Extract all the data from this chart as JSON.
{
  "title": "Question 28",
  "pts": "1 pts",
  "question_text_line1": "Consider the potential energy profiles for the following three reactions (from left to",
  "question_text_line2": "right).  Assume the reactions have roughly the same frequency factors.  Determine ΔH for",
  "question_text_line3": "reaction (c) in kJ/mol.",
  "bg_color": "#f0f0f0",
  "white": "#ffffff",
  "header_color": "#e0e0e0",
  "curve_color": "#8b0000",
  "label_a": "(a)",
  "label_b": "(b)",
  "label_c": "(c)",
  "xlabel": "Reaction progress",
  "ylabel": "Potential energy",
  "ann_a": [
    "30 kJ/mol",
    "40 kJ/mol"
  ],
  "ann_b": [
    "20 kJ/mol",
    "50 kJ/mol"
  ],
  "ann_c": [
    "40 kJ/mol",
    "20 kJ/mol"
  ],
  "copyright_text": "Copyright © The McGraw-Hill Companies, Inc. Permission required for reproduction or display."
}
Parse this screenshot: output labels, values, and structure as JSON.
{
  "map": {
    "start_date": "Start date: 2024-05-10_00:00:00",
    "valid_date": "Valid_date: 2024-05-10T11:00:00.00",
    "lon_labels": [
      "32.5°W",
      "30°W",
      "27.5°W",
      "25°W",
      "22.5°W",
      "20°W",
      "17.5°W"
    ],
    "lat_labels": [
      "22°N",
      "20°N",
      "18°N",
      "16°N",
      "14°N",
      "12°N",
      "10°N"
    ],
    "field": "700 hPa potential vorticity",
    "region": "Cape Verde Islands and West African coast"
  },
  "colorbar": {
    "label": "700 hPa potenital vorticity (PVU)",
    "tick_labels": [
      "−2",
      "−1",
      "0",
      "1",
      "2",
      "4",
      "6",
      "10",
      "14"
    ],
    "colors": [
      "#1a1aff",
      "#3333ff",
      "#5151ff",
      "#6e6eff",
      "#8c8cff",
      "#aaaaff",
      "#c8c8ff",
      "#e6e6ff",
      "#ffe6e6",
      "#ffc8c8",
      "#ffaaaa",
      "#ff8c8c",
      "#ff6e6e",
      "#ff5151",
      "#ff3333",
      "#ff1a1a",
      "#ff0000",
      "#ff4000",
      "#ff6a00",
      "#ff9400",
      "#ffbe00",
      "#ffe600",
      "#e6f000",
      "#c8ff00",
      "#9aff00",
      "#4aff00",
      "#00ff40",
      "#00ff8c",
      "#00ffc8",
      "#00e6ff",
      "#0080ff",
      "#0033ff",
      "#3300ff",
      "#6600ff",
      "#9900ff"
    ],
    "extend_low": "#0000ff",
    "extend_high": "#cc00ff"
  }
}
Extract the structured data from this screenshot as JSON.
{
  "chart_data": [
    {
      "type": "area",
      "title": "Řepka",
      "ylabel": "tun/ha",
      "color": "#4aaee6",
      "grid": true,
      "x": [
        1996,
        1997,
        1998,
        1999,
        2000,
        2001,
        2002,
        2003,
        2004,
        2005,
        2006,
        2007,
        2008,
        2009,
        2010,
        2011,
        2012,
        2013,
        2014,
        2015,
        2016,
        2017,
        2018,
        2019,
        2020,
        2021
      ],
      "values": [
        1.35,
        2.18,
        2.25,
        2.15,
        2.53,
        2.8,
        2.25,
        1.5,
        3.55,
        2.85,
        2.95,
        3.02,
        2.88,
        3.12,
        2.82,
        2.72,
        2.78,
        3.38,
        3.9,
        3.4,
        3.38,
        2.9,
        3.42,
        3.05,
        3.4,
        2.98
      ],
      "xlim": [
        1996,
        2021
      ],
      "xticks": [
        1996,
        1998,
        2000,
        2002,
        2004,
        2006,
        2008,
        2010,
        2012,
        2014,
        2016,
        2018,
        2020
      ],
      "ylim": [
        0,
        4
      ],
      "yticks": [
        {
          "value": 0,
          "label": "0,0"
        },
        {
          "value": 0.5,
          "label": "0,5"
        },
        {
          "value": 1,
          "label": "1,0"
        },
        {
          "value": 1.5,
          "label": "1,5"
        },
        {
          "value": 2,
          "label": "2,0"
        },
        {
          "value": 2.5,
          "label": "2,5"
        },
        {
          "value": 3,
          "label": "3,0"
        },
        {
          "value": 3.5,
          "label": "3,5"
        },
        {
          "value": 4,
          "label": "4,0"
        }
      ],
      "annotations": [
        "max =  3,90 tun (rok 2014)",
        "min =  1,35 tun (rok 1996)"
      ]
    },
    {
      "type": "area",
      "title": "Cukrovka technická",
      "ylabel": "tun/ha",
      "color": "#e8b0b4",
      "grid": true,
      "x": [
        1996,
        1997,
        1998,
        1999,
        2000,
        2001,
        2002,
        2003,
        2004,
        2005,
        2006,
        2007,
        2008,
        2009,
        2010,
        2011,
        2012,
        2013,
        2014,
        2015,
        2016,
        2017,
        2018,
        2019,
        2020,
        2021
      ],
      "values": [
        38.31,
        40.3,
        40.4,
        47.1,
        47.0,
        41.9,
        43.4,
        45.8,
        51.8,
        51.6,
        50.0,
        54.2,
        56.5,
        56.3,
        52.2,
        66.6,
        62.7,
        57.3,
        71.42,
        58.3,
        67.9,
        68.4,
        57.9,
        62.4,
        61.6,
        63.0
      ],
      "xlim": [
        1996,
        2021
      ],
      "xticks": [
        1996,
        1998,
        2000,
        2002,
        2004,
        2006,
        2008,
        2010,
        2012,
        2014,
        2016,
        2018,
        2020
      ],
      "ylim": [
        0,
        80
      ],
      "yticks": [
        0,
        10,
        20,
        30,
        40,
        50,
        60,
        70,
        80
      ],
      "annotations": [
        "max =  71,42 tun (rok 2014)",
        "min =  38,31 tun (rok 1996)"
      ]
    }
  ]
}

Task objective:
Quote each line above in full, word for word.

Response to this task:
Extract all the data from this chart as JSON.
{
  "title": "Question 28",
  "pts": "1 pts",
  "question_text_line1": "Consider the potential energy profiles for the following three reactions (from left to",
  "question_text_line2": "right).  Assume the reactions have roughly the same frequency factors.  Determine ΔH for",
  "question_text_line3": "reaction (c) in kJ/mol.",
  "bg_color": "#f0f0f0",
  "white": "#ffffff",
  "header_color": "#e0e0e0",
  "curve_color": "#8b0000",
  "label_a": "(a)",
  "label_b": "(b)",
  "label_c": "(c)",
  "xlabel": "Reaction progress",
  "ylabel": "Potential energy",
  "ann_a": [
    "30 kJ/mol",
    "40 kJ/mol"
  ],
  "ann_b": [
    "20 kJ/mol",
    "50 kJ/mol"
  ],
  "ann_c": [
    "40 kJ/mol",
    "20 kJ/mol"
  ],
  "copyright_text": "Copyright © The McGraw-Hill Companies, Inc. Permission required for reproduction or display."
}
Parse this screenshot: output labels, values, and structure as JSON.
{
  "map": {
    "start_date": "Start date: 2024-05-10_00:00:00",
    "valid_date": "Valid_date: 2024-05-10T11:00:00.00",
    "lon_labels": [
      "32.5°W",
      "30°W",
      "27.5°W",
      "25°W",
      "22.5°W",
      "20°W",
      "17.5°W"
    ],
    "lat_labels": [
      "22°N",
      "20°N",
      "18°N",
      "16°N",
      "14°N",
      "12°N",
      "10°N"
    ],
    "field": "700 hPa potential vorticity",
    "region": "Cape Verde Islands and West African coast"
  },
  "colorbar": {
    "label": "700 hPa potenital vorticity (PVU)",
    "tick_labels": [
      "−2",
      "−1",
      "0",
      "1",
      "2",
      "4",
      "6",
      "10",
      "14"
    ],
    "colors": [
      "#1a1aff",
      "#3333ff",
      "#5151ff",
      "#6e6eff",
      "#8c8cff",
      "#aaaaff",
      "#c8c8ff",
      "#e6e6ff",
      "#ffe6e6",
      "#ffc8c8",
      "#ffaaaa",
      "#ff8c8c",
      "#ff6e6e",
      "#ff5151",
      "#ff3333",
      "#ff1a1a",
      "#ff0000",
      "#ff4000",
      "#ff6a00",
      "#ff9400",
      "#ffbe00",
      "#ffe600",
      "#e6f000",
      "#c8ff00",
      "#9aff00",
      "#4aff00",
      "#00ff40",
      "#00ff8c",
      "#00ffc8",
      "#00e6ff",
      "#0080ff",
      "#0033ff",
      "#3300ff",
      "#6600ff",
      "#9900ff"
    ],
    "extend_low": "#0000ff",
    "extend_high": "#cc00ff"
  }
}
Extract the structured data from this screenshot as JSON.
{
  "chart_data": [
    {
      "type": "area",
      "title": "Řepka",
      "ylabel": "tun/ha",
      "color": "#4aaee6",
      "grid": true,
      "x": [
        1996,
        1997,
        1998,
        1999,
        2000,
        2001,
        2002,
        2003,
        2004,
        2005,
        2006,
        2007,
        2008,
        2009,
        2010,
        2011,
        2012,
        2013,
        2014,
        2015,
        2016,
        2017,
        2018,
        2019,
        2020,
        2021
      ],
      "values": [
        1.35,
        2.18,
        2.25,
        2.15,
        2.53,
        2.8,
        2.25,
        1.5,
        3.55,
        2.85,
        2.95,
        3.02,
        2.88,
        3.12,
        2.82,
        2.72,
        2.78,
        3.38,
        3.9,
        3.4,
        3.38,
        2.9,
        3.42,
        3.05,
        3.4,
        2.98
      ],
      "xlim": [
        1996,
        2021
      ],
      "xticks": [
        1996,
        1998,
        2000,
        2002,
        2004,
        2006,
        2008,
        2010,
        2012,
        2014,
        2016,
        2018,
        2020
      ],
      "ylim": [
        0,
        4
      ],
      "yticks": [
        {
          "value": 0,
          "label": "0,0"
        },
        {
          "value": 0.5,
          "label": "0,5"
        },
        {
          "value": 1,
          "label": "1,0"
        },
        {
          "value": 1.5,
          "label": "1,5"
        },
        {
          "value": 2,
          "label": "2,0"
        },
        {
          "value": 2.5,
          "label": "2,5"
        },
        {
          "value": 3,
          "label": "3,0"
        },
        {
          "value": 3.5,
          "label": "3,5"
        },
        {
          "value": 4,
          "label": "4,0"
        }
      ],
      "annotations": [
        "max =  3,90 tun (rok 2014)",
        "min =  1,35 tun (rok 1996)"
      ]
    },
    {
      "type": "area",
      "title": "Cukrovka technická",
      "ylabel": "tun/ha",
      "color": "#e8b0b4",
      "grid": true,
      "x": [
        1996,
        1997,
        1998,
        1999,
        2000,
        2001,
        2002,
        2003,
        2004,
        2005,
        2006,
        2007,
        2008,
        2009,
        2010,
        2011,
        2012,
        2013,
        2014,
        2015,
        2016,
        2017,
        2018,
        2019,
        2020,
        2021
      ],
      "values": [
        38.31,
        40.3,
        40.4,
        47.1,
        47.0,
        41.9,
        43.4,
        45.8,
        51.8,
        51.6,
        50.0,
        54.2,
        56.5,
        56.3,
        52.2,
        66.6,
        62.7,
        57.3,
        71.42,
        58.3,
        67.9,
        68.4,
        57.9,
        62.4,
        61.6,
        63.0
      ],
      "xlim": [
        1996,
        2021
      ],
      "xticks": [
        1996,
        1998,
        2000,
        2002,
        2004,
        2006,
        2008,
        2010,
        2012,
        2014,
        2016,
        2018,
        2020
      ],
      "ylim": [
        0,
        80
      ],
      "yticks": [
        0,
        10,
        20,
        30,
        40,
        50,
        60,
        70,
        80
      ],
      "annotations": [
        "max =  71,42 tun (rok 2014)",
        "min =  38,31 tun (rok 1996)"
      ]
    }
  ]
}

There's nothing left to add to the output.